┏━━

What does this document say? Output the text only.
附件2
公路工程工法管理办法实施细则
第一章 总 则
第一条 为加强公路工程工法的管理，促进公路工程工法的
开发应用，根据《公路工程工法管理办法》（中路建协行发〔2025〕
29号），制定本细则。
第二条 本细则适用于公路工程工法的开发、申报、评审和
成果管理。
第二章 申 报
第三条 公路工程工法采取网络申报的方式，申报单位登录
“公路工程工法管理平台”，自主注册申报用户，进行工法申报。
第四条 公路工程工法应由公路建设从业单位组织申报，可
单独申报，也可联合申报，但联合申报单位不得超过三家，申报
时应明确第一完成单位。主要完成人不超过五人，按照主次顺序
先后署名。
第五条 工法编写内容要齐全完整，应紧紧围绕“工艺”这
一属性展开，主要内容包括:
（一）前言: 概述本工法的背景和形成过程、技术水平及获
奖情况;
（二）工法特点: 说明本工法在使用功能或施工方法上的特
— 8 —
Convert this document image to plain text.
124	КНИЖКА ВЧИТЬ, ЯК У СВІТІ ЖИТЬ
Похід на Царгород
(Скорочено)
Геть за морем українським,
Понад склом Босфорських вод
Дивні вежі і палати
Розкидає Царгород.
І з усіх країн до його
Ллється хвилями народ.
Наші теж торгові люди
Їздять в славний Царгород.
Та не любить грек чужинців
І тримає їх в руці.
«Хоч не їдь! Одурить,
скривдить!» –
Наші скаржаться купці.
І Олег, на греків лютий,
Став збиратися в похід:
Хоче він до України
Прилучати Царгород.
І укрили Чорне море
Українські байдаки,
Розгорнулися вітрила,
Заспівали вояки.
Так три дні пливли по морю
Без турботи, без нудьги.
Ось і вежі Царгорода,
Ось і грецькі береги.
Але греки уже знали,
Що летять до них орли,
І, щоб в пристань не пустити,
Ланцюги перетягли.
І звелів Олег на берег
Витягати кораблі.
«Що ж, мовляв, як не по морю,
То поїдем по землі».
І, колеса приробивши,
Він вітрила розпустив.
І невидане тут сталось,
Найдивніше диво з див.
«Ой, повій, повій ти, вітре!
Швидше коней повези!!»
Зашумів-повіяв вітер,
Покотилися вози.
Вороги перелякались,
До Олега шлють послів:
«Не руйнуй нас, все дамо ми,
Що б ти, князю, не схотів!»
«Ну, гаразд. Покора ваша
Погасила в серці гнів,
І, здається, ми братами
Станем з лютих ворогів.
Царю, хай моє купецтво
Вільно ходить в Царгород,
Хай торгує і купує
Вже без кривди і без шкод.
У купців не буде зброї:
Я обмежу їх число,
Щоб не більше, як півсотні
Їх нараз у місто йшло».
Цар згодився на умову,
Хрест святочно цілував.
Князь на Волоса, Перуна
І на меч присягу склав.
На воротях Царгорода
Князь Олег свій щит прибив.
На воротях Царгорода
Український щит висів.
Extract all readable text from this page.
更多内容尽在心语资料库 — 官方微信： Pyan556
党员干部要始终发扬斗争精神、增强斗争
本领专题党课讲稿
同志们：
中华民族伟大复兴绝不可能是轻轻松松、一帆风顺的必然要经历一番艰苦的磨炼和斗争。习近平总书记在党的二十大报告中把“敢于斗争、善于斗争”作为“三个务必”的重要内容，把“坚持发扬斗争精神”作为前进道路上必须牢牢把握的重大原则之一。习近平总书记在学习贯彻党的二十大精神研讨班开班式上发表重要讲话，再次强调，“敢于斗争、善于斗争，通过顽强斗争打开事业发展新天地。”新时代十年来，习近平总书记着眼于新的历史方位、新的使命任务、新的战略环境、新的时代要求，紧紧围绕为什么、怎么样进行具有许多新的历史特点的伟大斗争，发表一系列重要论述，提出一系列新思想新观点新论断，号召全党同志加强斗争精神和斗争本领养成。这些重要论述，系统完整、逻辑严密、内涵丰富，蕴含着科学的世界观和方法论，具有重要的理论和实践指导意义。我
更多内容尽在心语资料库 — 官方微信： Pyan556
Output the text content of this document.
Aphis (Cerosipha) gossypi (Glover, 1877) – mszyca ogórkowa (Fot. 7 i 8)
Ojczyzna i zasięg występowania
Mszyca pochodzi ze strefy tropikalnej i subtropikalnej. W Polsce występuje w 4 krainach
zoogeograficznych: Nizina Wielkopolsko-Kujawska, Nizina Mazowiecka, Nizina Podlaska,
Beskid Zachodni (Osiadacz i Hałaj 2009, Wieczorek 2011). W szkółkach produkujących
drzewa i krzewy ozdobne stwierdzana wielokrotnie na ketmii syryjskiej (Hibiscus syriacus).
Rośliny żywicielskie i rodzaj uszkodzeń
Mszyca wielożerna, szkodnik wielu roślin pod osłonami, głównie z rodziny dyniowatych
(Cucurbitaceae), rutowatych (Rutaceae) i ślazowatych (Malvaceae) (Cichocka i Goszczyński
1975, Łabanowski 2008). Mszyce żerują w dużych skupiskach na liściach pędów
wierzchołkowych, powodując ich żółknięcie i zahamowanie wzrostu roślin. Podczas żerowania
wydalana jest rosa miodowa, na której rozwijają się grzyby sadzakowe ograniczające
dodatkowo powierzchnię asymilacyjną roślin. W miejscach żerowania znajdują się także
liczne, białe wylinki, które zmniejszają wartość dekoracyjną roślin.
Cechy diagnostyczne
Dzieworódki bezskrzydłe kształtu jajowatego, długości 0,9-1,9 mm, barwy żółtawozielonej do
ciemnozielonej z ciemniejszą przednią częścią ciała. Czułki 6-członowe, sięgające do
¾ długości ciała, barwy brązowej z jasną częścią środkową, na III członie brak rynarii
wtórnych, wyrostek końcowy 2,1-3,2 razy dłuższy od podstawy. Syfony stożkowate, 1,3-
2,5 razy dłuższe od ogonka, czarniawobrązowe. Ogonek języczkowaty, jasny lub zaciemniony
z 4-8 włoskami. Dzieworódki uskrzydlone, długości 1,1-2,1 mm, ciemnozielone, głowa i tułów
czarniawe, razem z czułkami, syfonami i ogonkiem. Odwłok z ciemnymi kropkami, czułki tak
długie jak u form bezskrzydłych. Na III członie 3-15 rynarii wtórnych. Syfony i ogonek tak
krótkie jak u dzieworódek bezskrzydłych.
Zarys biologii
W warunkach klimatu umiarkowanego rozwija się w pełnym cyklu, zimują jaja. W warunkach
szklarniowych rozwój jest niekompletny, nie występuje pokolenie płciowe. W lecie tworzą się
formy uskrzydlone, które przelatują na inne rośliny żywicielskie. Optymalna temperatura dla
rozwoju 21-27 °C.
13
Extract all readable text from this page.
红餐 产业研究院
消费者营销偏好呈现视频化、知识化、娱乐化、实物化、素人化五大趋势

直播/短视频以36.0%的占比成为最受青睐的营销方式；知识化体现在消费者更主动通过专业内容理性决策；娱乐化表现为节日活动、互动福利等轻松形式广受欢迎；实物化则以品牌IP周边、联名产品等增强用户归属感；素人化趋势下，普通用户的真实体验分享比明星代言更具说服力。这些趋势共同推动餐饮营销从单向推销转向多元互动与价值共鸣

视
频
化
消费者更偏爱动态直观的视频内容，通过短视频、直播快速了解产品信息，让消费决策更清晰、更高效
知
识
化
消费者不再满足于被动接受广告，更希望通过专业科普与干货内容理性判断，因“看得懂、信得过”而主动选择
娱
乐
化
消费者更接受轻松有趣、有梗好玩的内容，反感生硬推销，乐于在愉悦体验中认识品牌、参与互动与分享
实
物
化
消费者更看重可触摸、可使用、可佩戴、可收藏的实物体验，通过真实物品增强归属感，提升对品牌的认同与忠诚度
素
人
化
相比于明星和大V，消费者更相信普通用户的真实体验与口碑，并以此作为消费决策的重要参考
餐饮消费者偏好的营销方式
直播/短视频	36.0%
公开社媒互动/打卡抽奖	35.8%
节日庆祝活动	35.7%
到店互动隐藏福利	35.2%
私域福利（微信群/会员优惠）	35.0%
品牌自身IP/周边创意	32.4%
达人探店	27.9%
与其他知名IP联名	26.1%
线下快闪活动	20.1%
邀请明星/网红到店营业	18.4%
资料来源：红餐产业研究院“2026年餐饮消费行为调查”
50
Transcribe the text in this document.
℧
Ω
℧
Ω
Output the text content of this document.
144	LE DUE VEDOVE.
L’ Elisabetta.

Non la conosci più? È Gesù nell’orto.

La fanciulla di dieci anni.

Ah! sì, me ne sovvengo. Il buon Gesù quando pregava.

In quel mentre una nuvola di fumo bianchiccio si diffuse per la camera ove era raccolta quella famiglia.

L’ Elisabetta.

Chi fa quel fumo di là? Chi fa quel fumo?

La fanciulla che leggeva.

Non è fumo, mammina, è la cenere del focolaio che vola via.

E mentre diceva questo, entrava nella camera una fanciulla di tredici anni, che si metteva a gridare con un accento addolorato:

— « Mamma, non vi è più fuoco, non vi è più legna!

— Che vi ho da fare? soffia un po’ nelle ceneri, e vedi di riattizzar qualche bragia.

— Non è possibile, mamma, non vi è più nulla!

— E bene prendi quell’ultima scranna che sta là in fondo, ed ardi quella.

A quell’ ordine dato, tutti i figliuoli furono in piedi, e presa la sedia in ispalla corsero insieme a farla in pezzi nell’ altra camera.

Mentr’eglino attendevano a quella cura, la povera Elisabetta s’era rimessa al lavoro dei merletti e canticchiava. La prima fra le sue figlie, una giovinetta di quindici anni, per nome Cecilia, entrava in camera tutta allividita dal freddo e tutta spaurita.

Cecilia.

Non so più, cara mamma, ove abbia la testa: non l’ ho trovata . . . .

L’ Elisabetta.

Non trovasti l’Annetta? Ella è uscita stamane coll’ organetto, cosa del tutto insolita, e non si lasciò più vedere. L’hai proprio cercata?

┗━━

## THE TASK
Everything from the line with "Transcribe the text in this document." through the last line of the material above should be echoed exactly, and nothing else.

## COMPLETED TASK
Transcribe the text in this document.
℧
Ω
℧
Ω
Output the text content of this document.
144	LE DUE VEDOVE.
L’ Elisabetta.

Non la conosci più? È Gesù nell’orto.

La fanciulla di dieci anni.

Ah! sì, me ne sovvengo. Il buon Gesù quando pregava.

In quel mentre una nuvola di fumo bianchiccio si diffuse per la camera ove era raccolta quella famiglia.

L’ Elisabetta.

Chi fa quel fumo di là? Chi fa quel fumo?

La fanciulla che leggeva.

Non è fumo, mammina, è la cenere del focolaio che vola via.

E mentre diceva questo, entrava nella camera una fanciulla di tredici anni, che si metteva a gridare con un accento addolorato:

— « Mamma, non vi è più fuoco, non vi è più legna!

— Che vi ho da fare? soffia un po’ nelle ceneri, e vedi di riattizzar qualche bragia.

— Non è possibile, mamma, non vi è più nulla!

— E bene prendi quell’ultima scranna che sta là in fondo, ed ardi quella.

A quell’ ordine dato, tutti i figliuoli furono in piedi, e presa la sedia in ispalla corsero insieme a farla in pezzi nell’ altra camera.

Mentr’eglino attendevano a quella cura, la povera Elisabetta s’era rimessa al lavoro dei merletti e canticchiava. La prima fra le sue figlie, una giovinetta di quindici anni, per nome Cecilia, entrava in camera tutta allividita dal freddo e tutta spaurita.

Cecilia.

Non so più, cara mamma, ove abbia la testa: non l’ ho trovata . . . .

L’ Elisabetta.

Non trovasti l’Annetta? Ella è uscita stamane coll’ organetto, cosa del tutto insolita, e non si lasciò più vedere. L’hai proprio cercata?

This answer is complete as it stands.